▶ _WORK TO BE COMPLETED_
Using the records that follow, copy every line containing the word "있습니다".

▶ _INPUT DATA_
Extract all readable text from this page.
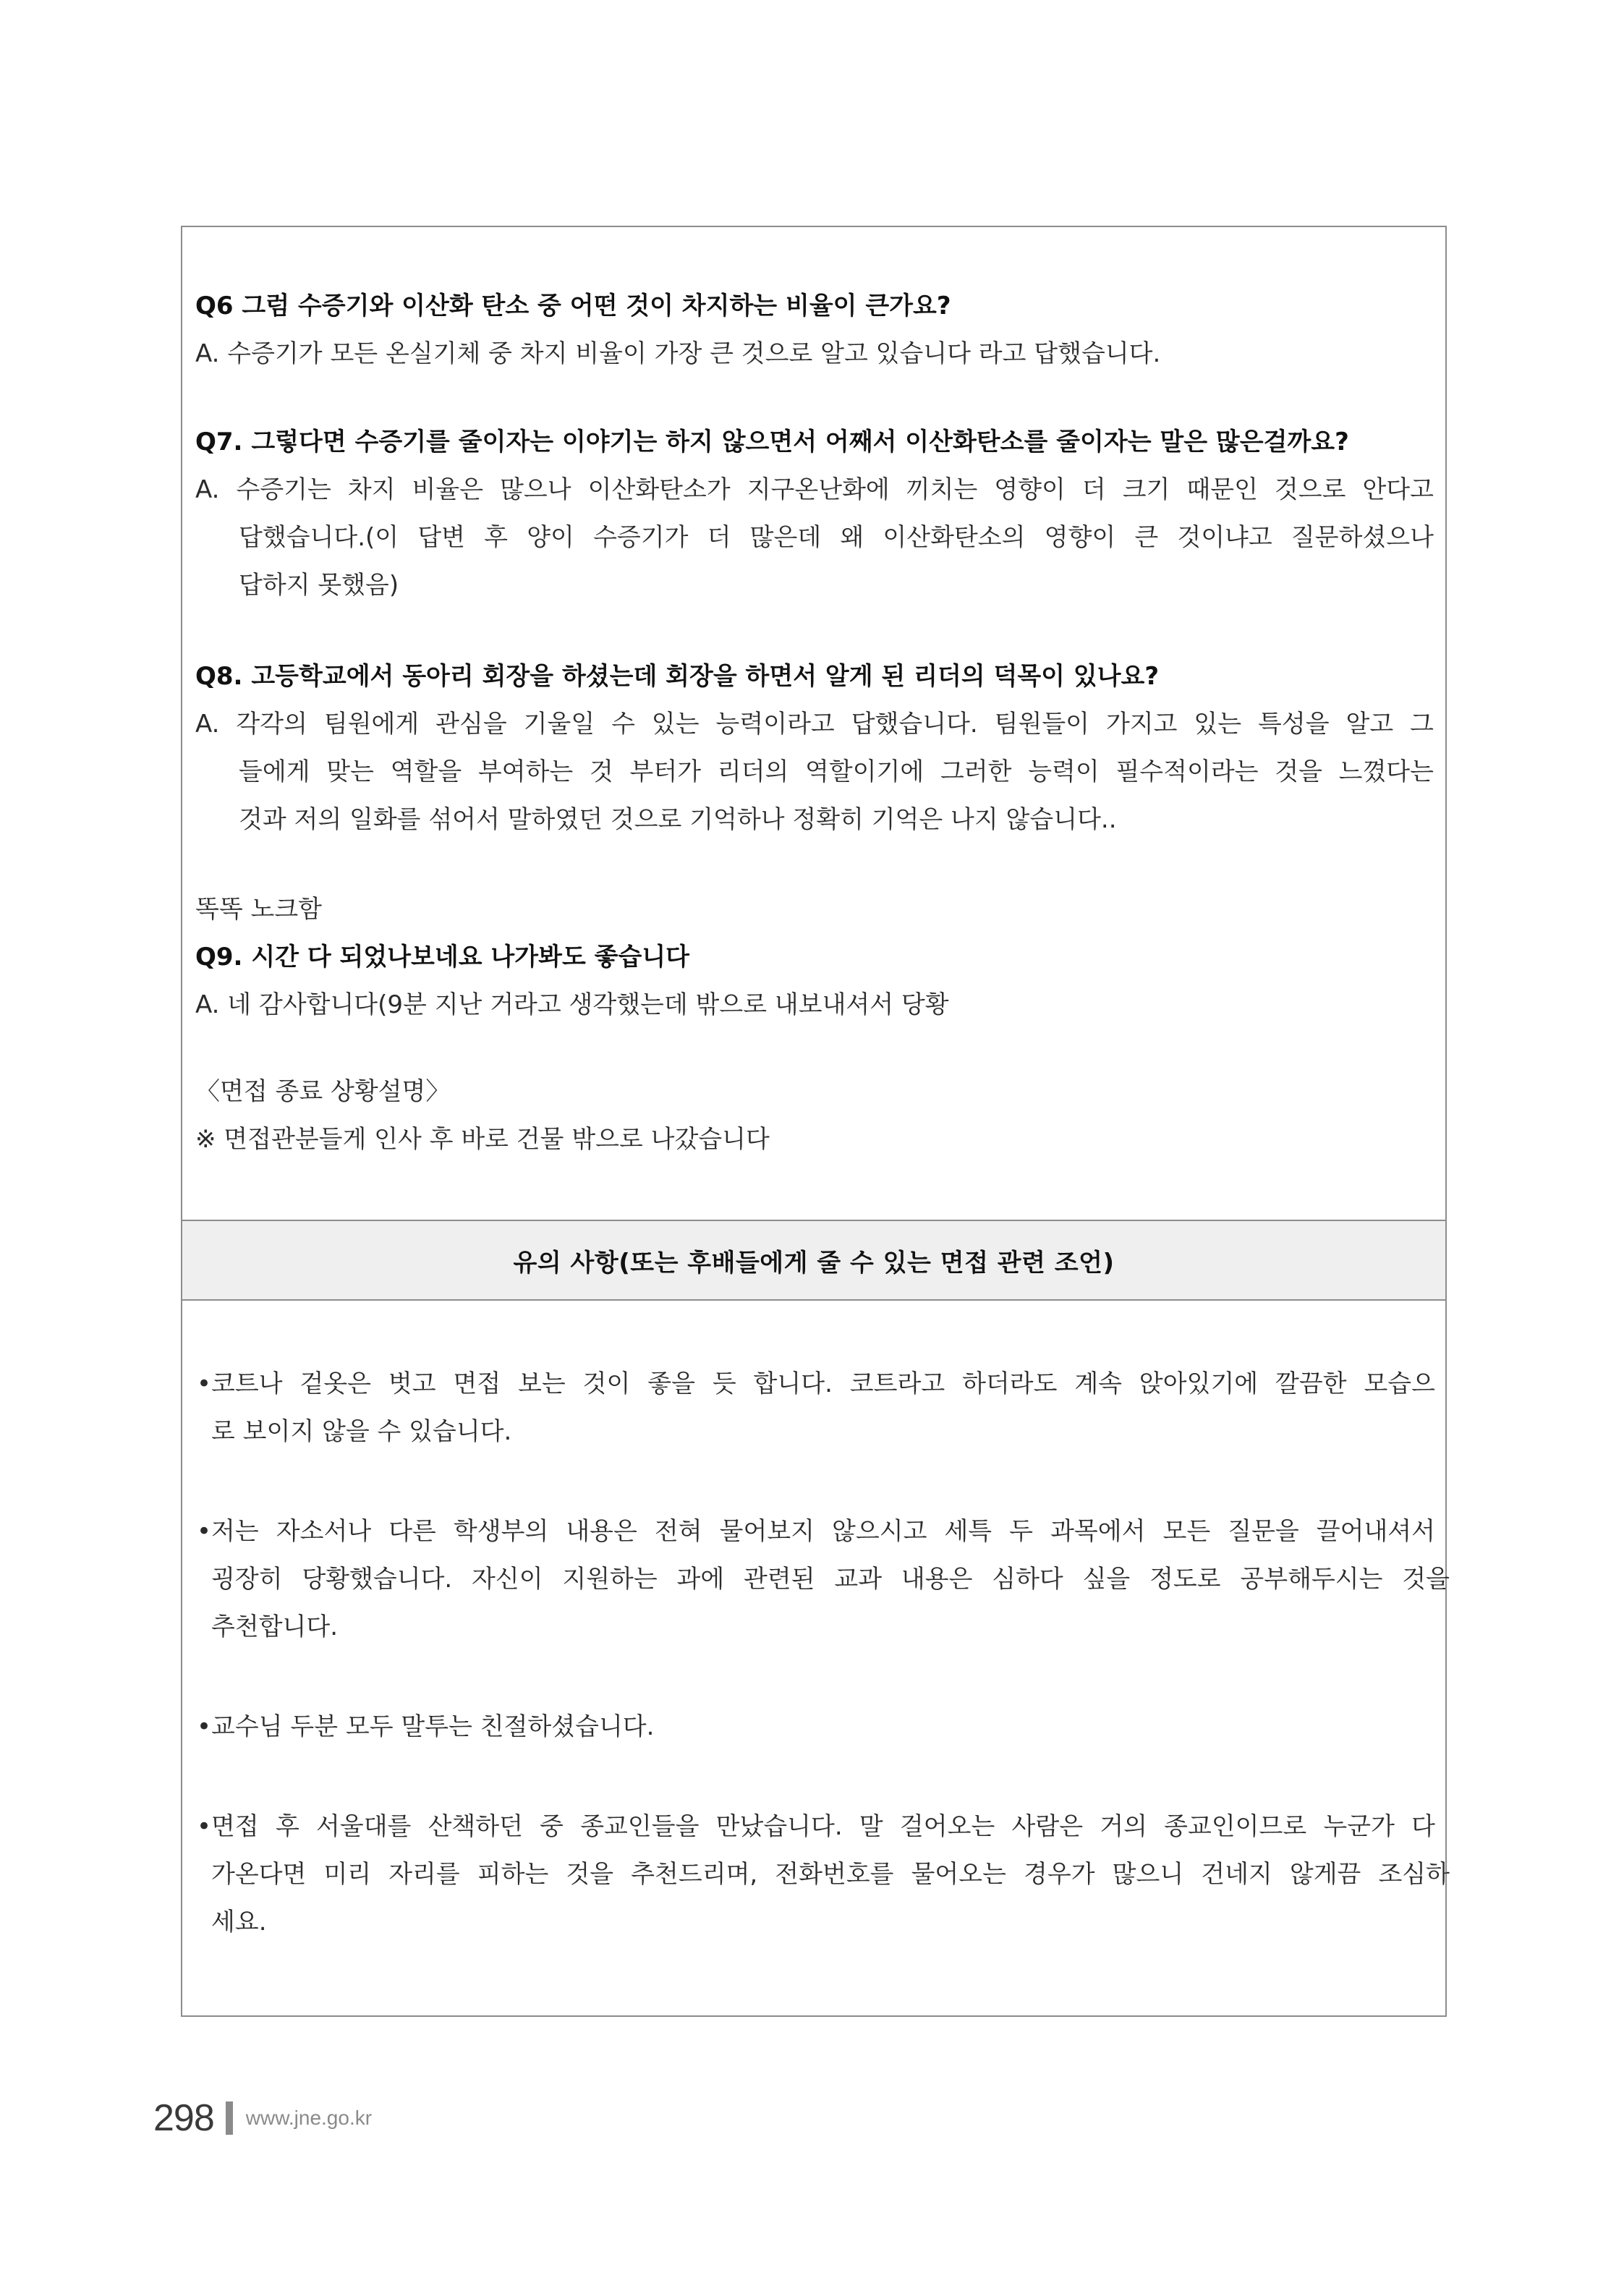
Q6 그럼 수증기와 이산화 탄소 중 어떤 것이 차지하는 비율이 큰가요?
A. 수증기가 모든 온실기체 중 차지 비율이 가장 큰 것으로 알고 있습니다 라고 답했습니다.
Q7. 그렇다면 수증기를 줄이자는 이야기는 하지 않으면서 어째서 이산화탄소를 줄이자는 말은 많은걸까요?
A. 수증기는 차지 비율은 많으나 이산화탄소가 지구온난화에 끼치는 영향이 더 크기 때문인 것으로 안다고
답했습니다.(이 답변 후 양이 수증기가 더 많은데 왜 이산화탄소의 영향이 큰 것이냐고 질문하셨으나
답하지 못했음)
Q8. 고등학교에서 동아리 회장을 하셨는데 회장을 하면서 알게 된 리더의 덕목이 있나요?
A. 각각의 팀원에게 관심을 기울일 수 있는 능력이라고 답했습니다. 팀원들이 가지고 있는 특성을 알고 그
들에게 맞는 역할을 부여하는 것 부터가 리더의 역할이기에 그러한 능력이 필수적이라는 것을 느꼈다는
것과 저의 일화를 섞어서 말하였던 것으로 기억하나 정확히 기억은 나지 않습니다..
똑똑 노크함
Q9. 시간 다 되었나보네요 나가봐도 좋습니다
A. 네 감사합니다(9분 지난 거라고 생각했는데 밖으로 내보내셔서 당황
〈면접 종료 상황설명〉
※ 면접관분들게 인사 후 바로 건물 밖으로 나갔습니다
유의 사항(또는 후배들에게 줄 수 있는 면접 관련 조언)
•코트나 겉옷은 벗고 면접 보는 것이 좋을 듯 합니다. 코트라고 하더라도 계속 앉아있기에 깔끔한 모습으
로 보이지 않을 수 있습니다.
•저는 자소서나 다른 학생부의 내용은 전혀 물어보지 않으시고 세특 두 과목에서 모든 질문을 끌어내셔서
굉장히 당황했습니다. 자신이 지원하는 과에 관련된 교과 내용은 심하다 싶을 정도로 공부해두시는 것을
추천합니다.
•교수님 두분 모두 말투는 친절하셨습니다.
•면접 후 서울대를 산책하던 중 종교인들을 만났습니다. 말 걸어오는 사람은 거의 종교인이므로 누군가 다
가온다면 미리 자리를 피하는 것을 추천드리며, 전화번호를 물어오는 경우가 많으니 건네지 않게끔 조심하
세요.
298 www.jne.go.kr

▶ _EXERCISE ANSWER_
A. 수증기가 모든 온실기체 중 차지 비율이 가장 큰 것으로 알고 있습니다 라고 답했습니다.
로 보이지 않을 수 있습니다.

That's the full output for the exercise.